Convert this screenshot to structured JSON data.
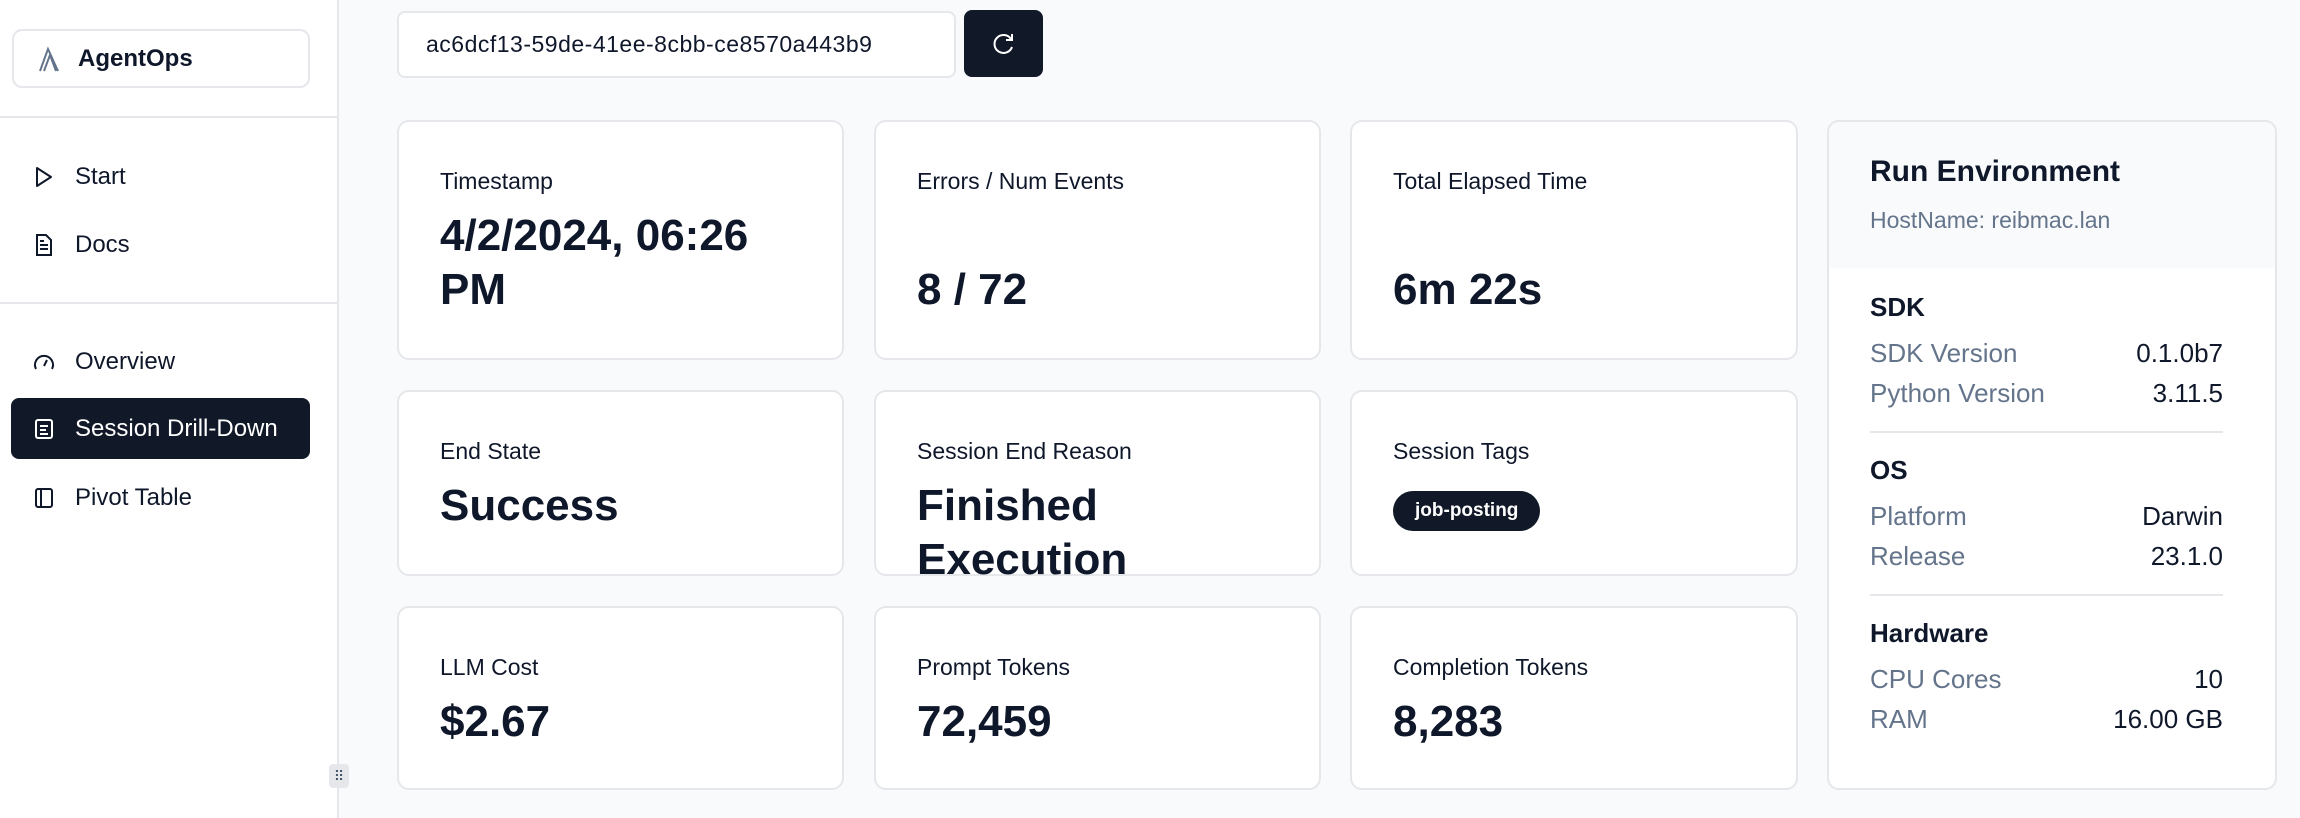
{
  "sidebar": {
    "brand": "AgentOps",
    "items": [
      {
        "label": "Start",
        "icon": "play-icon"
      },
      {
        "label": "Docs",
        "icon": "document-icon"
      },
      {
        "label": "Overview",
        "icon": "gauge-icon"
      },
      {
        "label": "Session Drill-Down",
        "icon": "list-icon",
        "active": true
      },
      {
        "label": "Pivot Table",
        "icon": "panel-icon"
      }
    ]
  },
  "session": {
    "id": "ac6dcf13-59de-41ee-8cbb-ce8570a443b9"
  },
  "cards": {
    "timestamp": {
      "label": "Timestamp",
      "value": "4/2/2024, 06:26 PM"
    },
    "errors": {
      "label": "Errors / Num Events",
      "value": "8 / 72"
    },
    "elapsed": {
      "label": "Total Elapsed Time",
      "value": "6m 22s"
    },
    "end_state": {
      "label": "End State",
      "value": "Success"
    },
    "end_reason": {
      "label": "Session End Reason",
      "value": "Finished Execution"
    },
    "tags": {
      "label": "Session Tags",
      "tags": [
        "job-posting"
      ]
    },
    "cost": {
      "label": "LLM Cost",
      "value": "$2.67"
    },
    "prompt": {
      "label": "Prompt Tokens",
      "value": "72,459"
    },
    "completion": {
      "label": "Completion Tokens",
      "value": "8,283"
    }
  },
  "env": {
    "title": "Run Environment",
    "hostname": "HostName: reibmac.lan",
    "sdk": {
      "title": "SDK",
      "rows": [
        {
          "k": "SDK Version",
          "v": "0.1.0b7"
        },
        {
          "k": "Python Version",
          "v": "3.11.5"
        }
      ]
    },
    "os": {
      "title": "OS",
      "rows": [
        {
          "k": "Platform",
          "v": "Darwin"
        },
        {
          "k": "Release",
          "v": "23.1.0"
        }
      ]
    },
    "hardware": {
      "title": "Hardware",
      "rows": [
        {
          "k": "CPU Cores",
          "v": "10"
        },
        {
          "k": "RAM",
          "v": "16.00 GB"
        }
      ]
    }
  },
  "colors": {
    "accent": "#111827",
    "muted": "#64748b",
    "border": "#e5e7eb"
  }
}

━━━━━━━━

■ **Goal of the exercise**
Make an exact copy of every entry above, minus the images.

■ **The response**
Convert this screenshot to structured JSON data.
{
  "sidebar": {
    "brand": "AgentOps",
    "items": [
      {
        "label": "Start",
        "icon": "play-icon"
      },
      {
        "label": "Docs",
        "icon": "document-icon"
      },
      {
        "label": "Overview",
        "icon": "gauge-icon"
      },
      {
        "label": "Session Drill-Down",
        "icon": "list-icon",
        "active": true
      },
      {
        "label": "Pivot Table",
        "icon": "panel-icon"
      }
    ]
  },
  "session": {
    "id": "ac6dcf13-59de-41ee-8cbb-ce8570a443b9"
  },
  "cards": {
    "timestamp": {
      "label": "Timestamp",
      "value": "4/2/2024, 06:26 PM"
    },
    "errors": {
      "label": "Errors / Num Events",
      "value": "8 / 72"
    },
    "elapsed": {
      "label": "Total Elapsed Time",
      "value": "6m 22s"
    },
    "end_state": {
      "label": "End State",
      "value": "Success"
    },
    "end_reason": {
      "label": "Session End Reason",
      "value": "Finished Execution"
    },
    "tags": {
      "label": "Session Tags",
      "tags": [
        "job-posting"
      ]
    },
    "cost": {
      "label": "LLM Cost",
      "value": "$2.67"
    },
    "prompt": {
      "label": "Prompt Tokens",
      "value": "72,459"
    },
    "completion": {
      "label": "Completion Tokens",
      "value": "8,283"
    }
  },
  "env": {
    "title": "Run Environment",
    "hostname": "HostName: reibmac.lan",
    "sdk": {
      "title": "SDK",
      "rows": [
        {
          "k": "SDK Version",
          "v": "0.1.0b7"
        },
        {
          "k": "Python Version",
          "v": "3.11.5"
        }
      ]
    },
    "os": {
      "title": "OS",
      "rows": [
        {
          "k": "Platform",
          "v": "Darwin"
        },
        {
          "k": "Release",
          "v": "23.1.0"
        }
      ]
    },
    "hardware": {
      "title": "Hardware",
      "rows": [
        {
          "k": "CPU Cores",
          "v": "10"
        },
        {
          "k": "RAM",
          "v": "16.00 GB"
        }
      ]
    }
  },
  "colors": {
    "accent": "#111827",
    "muted": "#64748b",
    "border": "#e5e7eb"
  }
}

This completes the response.